- Given instruction
Return each line containing the string "structured".

BEGIN Data

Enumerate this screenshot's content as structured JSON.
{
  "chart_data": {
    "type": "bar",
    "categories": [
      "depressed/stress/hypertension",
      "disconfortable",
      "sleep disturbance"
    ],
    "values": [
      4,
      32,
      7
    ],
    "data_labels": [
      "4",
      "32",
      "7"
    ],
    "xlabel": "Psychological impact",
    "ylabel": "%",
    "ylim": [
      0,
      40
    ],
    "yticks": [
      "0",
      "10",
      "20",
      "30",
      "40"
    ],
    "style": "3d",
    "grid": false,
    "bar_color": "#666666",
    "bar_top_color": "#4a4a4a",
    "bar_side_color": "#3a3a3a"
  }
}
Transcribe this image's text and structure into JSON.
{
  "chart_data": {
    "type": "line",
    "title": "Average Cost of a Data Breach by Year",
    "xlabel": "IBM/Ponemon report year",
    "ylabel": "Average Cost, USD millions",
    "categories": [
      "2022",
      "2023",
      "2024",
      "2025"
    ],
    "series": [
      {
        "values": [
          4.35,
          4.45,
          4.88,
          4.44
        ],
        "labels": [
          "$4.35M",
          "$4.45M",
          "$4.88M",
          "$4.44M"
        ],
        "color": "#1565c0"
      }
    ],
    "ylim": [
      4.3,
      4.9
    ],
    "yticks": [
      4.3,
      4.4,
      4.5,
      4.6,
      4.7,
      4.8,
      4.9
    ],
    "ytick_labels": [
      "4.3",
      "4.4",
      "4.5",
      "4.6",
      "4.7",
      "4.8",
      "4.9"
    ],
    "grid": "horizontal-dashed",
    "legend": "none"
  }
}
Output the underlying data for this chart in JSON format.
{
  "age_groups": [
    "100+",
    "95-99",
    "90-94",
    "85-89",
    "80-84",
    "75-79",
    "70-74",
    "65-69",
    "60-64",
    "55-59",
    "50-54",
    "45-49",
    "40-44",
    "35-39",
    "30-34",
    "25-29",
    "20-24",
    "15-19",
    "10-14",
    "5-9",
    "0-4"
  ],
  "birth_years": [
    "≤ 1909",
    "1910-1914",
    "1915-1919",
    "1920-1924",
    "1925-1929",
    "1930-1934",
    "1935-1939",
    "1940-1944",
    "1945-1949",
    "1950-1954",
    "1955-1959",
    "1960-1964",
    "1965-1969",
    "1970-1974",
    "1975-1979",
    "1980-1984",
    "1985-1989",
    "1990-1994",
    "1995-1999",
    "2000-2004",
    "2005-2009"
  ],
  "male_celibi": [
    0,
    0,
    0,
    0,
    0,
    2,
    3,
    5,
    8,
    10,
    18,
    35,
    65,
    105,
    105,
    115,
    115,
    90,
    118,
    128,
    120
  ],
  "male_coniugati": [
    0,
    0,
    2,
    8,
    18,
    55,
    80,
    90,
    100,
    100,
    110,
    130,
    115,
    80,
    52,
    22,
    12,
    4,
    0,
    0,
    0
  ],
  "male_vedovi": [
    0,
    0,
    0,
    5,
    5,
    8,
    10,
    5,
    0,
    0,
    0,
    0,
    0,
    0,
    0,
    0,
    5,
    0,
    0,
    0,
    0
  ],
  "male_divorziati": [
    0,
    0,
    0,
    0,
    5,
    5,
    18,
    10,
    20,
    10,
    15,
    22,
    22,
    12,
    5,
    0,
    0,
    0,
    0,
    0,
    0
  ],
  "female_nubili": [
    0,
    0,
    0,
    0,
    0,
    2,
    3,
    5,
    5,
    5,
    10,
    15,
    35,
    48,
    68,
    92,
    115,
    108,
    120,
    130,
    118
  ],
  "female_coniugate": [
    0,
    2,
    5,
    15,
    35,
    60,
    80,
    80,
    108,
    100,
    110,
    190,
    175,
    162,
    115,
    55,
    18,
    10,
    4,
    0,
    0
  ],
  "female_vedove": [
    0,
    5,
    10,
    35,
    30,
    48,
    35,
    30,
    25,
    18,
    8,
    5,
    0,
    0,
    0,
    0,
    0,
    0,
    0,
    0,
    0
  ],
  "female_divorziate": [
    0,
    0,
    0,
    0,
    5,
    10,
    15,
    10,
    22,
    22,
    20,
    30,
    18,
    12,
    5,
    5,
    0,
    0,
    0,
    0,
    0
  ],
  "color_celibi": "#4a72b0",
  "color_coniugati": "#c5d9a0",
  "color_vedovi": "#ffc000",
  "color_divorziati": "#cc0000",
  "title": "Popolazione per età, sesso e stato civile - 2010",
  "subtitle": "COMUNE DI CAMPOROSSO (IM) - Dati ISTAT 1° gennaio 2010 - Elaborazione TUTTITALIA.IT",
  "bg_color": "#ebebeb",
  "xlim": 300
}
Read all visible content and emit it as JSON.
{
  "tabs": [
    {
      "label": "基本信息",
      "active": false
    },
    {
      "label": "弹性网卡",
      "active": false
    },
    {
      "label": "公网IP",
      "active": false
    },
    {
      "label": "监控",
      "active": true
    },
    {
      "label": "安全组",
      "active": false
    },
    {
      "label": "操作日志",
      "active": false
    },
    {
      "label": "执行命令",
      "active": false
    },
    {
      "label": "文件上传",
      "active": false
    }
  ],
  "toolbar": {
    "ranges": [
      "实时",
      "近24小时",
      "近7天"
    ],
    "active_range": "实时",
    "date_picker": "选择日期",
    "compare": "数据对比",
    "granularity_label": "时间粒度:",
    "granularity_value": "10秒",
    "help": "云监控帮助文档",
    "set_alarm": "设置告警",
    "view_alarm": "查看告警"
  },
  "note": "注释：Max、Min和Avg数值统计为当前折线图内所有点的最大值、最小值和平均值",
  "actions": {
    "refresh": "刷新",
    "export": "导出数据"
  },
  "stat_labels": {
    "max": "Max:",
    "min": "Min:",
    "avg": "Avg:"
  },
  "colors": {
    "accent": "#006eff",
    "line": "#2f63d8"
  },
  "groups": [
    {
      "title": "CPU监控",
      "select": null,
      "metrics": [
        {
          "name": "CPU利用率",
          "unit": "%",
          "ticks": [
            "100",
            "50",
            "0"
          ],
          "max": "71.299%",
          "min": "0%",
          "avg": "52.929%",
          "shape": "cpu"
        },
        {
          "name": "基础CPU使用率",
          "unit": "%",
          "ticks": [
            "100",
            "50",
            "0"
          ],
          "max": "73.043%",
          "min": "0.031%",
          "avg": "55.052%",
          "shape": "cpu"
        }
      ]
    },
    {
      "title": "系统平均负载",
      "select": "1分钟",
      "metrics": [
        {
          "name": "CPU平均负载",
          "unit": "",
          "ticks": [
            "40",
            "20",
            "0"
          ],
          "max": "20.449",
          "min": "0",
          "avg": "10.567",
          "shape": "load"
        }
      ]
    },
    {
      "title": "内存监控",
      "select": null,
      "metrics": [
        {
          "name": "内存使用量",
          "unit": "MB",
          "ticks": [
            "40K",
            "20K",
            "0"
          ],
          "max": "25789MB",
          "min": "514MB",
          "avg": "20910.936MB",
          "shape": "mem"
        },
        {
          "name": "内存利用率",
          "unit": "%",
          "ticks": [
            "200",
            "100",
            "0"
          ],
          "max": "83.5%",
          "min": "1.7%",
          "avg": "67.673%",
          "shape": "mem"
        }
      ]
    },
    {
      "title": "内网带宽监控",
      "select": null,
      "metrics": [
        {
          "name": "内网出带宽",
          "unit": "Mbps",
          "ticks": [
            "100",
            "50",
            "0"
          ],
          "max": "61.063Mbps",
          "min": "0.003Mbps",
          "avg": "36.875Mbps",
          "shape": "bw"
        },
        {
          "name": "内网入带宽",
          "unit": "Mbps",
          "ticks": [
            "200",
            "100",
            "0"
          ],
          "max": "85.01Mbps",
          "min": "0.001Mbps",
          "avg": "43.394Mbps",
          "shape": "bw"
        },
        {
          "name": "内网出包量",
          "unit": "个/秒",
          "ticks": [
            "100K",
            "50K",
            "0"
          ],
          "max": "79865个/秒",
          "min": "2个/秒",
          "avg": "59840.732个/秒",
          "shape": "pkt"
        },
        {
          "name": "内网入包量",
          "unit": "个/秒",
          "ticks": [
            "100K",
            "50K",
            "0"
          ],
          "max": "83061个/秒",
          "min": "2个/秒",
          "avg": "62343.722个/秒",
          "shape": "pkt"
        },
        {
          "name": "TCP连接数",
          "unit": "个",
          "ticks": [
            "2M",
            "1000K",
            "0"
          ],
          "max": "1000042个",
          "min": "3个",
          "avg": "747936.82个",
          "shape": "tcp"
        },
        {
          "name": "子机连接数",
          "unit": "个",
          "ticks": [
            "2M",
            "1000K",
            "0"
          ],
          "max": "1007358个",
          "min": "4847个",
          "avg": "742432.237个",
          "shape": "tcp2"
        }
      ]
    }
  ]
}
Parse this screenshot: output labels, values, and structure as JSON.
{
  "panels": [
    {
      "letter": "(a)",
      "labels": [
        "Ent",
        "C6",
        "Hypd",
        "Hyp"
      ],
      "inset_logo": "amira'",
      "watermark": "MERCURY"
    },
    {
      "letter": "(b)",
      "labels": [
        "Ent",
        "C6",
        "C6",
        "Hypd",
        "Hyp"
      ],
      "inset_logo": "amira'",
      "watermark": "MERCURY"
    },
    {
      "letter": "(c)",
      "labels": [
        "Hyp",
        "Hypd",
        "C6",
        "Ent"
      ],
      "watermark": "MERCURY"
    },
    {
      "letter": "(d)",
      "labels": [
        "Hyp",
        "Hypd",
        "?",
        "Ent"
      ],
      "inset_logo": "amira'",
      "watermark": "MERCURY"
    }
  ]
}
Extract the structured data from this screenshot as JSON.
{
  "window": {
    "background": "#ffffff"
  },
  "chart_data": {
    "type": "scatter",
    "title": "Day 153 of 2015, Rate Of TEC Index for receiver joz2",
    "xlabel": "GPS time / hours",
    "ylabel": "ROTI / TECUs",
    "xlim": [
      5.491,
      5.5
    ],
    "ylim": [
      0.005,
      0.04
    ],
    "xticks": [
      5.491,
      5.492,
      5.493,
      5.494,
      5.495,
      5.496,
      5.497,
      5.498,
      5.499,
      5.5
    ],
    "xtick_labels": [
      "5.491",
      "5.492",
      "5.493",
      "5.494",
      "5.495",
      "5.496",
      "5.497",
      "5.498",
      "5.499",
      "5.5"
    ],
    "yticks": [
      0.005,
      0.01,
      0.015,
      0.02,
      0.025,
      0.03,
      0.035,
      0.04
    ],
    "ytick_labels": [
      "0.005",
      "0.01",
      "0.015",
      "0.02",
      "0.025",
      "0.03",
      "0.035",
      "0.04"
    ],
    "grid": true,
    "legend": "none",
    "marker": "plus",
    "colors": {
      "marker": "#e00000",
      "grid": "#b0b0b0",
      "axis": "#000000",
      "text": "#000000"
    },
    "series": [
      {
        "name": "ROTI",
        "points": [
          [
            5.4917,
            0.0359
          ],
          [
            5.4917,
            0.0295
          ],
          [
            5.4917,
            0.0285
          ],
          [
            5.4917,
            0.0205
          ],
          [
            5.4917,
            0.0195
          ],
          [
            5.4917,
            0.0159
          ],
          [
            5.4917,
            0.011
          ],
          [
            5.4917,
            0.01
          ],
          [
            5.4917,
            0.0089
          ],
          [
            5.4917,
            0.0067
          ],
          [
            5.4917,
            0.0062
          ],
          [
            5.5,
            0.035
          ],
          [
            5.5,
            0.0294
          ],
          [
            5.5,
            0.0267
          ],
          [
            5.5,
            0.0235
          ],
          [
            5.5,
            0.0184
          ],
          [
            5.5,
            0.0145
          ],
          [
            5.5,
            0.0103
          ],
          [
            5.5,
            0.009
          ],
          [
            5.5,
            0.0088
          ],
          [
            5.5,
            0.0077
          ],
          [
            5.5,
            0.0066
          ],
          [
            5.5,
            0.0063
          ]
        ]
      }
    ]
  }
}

END Data

- Output below
Enumerate this screenshot's content as structured JSON.
Extract the structured data from this screenshot as JSON.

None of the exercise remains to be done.